What this task involves:
In the listing below, find every line containing "folgende" and copy it out.

Working data:
= = =

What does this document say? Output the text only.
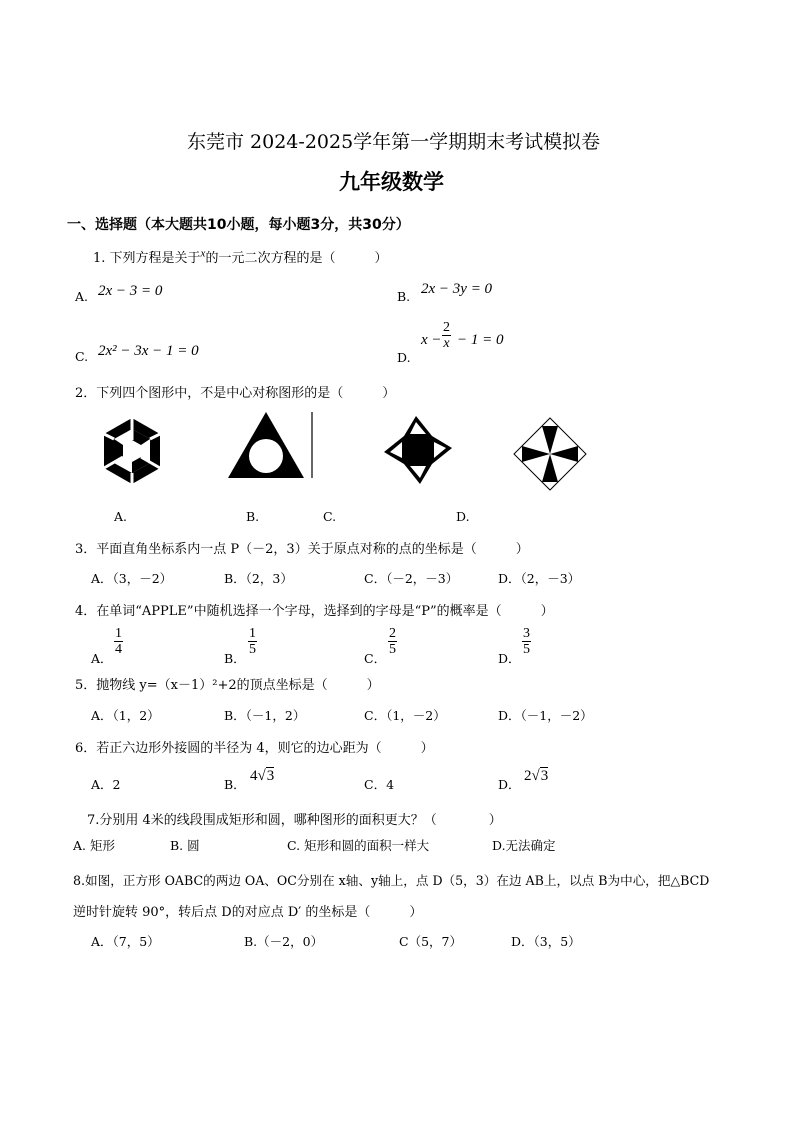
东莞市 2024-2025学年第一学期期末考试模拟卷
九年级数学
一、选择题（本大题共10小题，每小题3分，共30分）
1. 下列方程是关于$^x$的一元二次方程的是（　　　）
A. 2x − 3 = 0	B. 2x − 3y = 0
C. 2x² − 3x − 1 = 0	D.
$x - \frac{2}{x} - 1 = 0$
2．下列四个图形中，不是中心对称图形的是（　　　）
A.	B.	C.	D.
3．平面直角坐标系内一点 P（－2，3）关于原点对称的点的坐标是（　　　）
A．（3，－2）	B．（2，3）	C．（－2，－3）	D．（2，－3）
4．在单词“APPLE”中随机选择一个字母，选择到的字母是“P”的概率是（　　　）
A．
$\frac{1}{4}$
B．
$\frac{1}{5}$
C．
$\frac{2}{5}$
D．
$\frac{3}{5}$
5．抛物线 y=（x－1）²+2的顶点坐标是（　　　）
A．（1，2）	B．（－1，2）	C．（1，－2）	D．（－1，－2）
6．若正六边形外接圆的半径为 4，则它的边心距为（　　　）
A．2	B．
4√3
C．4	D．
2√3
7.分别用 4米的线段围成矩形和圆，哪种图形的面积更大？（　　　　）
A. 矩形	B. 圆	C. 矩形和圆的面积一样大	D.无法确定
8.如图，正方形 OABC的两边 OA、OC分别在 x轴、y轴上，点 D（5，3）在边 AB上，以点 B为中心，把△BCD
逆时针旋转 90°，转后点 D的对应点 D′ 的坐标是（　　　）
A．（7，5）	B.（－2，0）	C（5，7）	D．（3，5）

= = =

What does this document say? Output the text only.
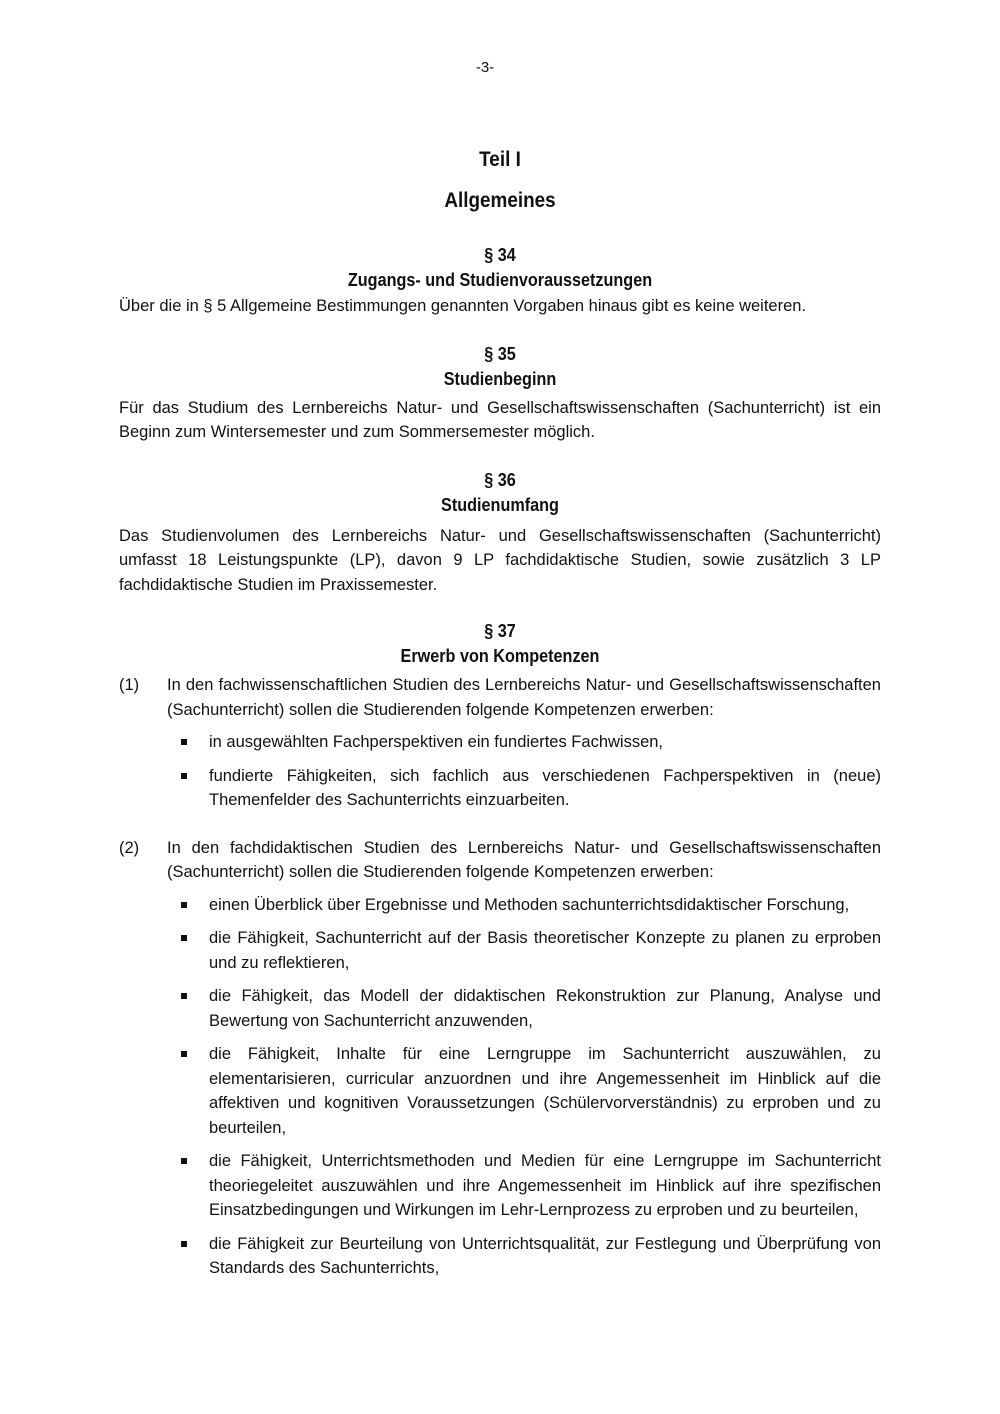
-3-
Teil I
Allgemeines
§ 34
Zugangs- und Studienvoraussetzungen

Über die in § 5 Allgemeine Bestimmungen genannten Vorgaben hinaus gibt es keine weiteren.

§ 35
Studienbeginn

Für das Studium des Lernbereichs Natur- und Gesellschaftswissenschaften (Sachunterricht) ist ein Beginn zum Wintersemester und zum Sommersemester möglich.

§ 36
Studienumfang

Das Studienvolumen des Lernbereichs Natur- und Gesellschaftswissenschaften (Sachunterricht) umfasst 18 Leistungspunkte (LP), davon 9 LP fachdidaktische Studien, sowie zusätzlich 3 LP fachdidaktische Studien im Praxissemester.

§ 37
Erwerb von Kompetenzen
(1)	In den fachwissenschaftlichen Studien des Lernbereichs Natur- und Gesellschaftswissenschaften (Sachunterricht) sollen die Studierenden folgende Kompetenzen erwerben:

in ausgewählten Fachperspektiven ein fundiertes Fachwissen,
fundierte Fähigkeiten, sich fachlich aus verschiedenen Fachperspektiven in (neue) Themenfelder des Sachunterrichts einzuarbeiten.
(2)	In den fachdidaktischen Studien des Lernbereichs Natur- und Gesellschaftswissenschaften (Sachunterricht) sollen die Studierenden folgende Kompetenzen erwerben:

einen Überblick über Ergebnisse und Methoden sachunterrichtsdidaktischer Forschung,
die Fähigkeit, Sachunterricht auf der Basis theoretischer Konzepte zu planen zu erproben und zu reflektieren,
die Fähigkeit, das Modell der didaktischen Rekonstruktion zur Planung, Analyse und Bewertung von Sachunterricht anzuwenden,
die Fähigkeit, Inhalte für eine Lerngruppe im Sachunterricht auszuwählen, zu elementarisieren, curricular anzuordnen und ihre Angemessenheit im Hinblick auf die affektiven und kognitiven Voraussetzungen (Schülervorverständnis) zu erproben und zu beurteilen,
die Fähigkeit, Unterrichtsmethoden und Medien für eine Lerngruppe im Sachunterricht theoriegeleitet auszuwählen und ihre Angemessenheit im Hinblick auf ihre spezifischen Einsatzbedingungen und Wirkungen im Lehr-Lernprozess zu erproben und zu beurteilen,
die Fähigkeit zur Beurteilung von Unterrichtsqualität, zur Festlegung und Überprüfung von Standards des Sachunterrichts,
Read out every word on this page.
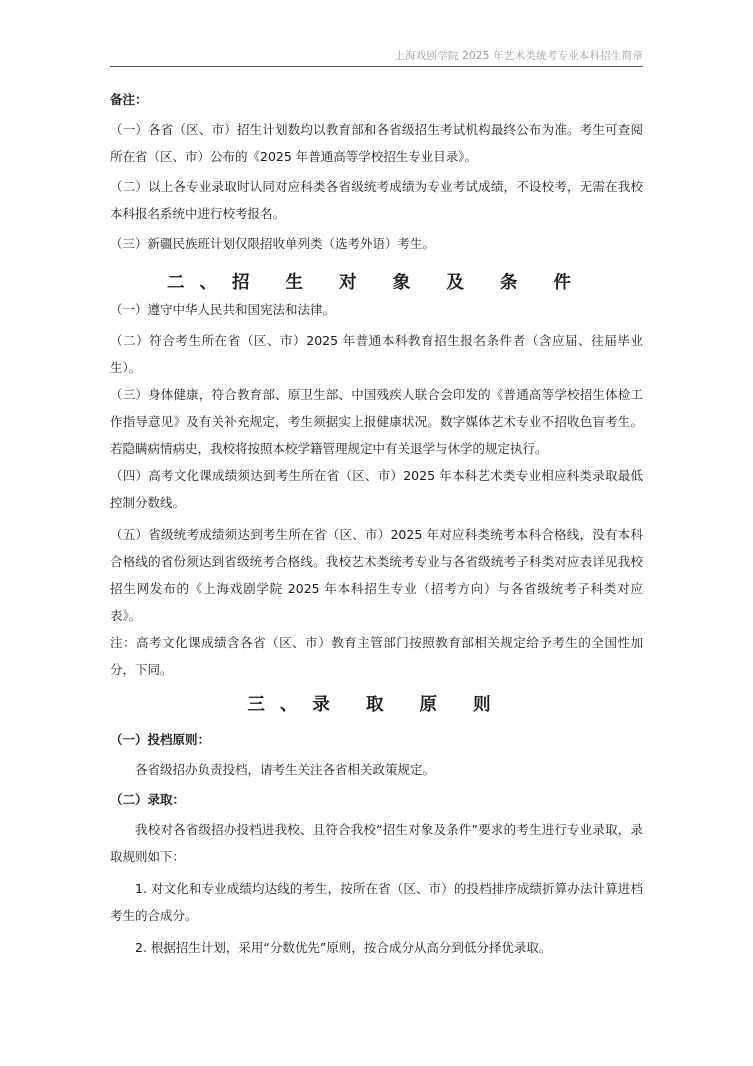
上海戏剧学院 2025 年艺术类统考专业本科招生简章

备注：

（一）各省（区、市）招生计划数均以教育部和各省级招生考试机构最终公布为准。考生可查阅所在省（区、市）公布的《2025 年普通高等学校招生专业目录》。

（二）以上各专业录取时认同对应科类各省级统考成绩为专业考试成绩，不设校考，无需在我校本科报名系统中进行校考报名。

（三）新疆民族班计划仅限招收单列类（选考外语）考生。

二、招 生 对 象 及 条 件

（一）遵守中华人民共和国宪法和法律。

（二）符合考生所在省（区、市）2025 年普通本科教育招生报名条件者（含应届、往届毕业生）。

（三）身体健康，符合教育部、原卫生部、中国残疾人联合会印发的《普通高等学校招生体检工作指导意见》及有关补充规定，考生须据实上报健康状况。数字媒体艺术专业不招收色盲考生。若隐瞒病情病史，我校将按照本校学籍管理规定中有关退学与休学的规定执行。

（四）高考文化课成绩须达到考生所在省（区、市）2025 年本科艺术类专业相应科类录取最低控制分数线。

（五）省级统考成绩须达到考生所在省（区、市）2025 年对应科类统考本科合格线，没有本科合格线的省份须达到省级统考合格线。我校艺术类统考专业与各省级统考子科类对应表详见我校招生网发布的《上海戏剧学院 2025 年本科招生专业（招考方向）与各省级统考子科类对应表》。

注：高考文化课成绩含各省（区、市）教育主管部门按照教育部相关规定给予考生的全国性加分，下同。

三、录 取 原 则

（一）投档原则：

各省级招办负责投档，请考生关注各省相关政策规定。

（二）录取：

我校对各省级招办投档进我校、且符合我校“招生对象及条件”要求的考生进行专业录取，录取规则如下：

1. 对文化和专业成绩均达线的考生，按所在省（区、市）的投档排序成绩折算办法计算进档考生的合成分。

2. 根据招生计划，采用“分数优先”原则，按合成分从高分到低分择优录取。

= = =

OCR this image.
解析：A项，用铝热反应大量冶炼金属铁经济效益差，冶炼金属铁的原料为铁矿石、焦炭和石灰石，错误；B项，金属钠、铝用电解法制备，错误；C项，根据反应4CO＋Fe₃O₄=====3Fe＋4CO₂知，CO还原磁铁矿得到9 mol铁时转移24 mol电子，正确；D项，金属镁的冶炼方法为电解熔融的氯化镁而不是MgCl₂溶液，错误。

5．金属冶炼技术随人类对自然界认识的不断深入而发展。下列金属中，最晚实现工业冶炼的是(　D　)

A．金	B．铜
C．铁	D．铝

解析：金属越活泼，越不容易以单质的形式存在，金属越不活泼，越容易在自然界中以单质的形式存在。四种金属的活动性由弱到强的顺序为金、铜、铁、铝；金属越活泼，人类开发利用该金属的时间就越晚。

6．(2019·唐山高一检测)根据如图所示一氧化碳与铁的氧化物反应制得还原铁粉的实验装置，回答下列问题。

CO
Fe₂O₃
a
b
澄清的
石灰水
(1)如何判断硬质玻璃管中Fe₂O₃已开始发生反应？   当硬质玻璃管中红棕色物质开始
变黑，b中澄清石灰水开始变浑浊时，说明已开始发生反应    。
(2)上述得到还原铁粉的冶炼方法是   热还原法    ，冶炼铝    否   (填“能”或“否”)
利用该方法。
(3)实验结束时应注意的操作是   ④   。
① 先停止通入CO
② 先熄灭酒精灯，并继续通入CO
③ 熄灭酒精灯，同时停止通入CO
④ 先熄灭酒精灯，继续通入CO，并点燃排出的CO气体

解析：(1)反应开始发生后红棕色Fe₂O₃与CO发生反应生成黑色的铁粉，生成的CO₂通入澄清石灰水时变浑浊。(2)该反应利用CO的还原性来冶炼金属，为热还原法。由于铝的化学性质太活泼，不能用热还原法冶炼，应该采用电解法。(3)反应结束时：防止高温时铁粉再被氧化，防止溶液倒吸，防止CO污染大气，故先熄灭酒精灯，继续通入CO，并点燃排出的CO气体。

= = =

Written answer:
(1)	In den fachwissenschaftlichen Studien des Lernbereichs Natur- und Gesellschaftswissenschaften (Sachunterricht) sollen die Studierenden folgende Kompetenzen erwerben:
(2)	In den fachdidaktischen Studien des Lernbereichs Natur- und Gesellschaftswissenschaften (Sachunterricht) sollen die Studierenden folgende Kompetenzen erwerben:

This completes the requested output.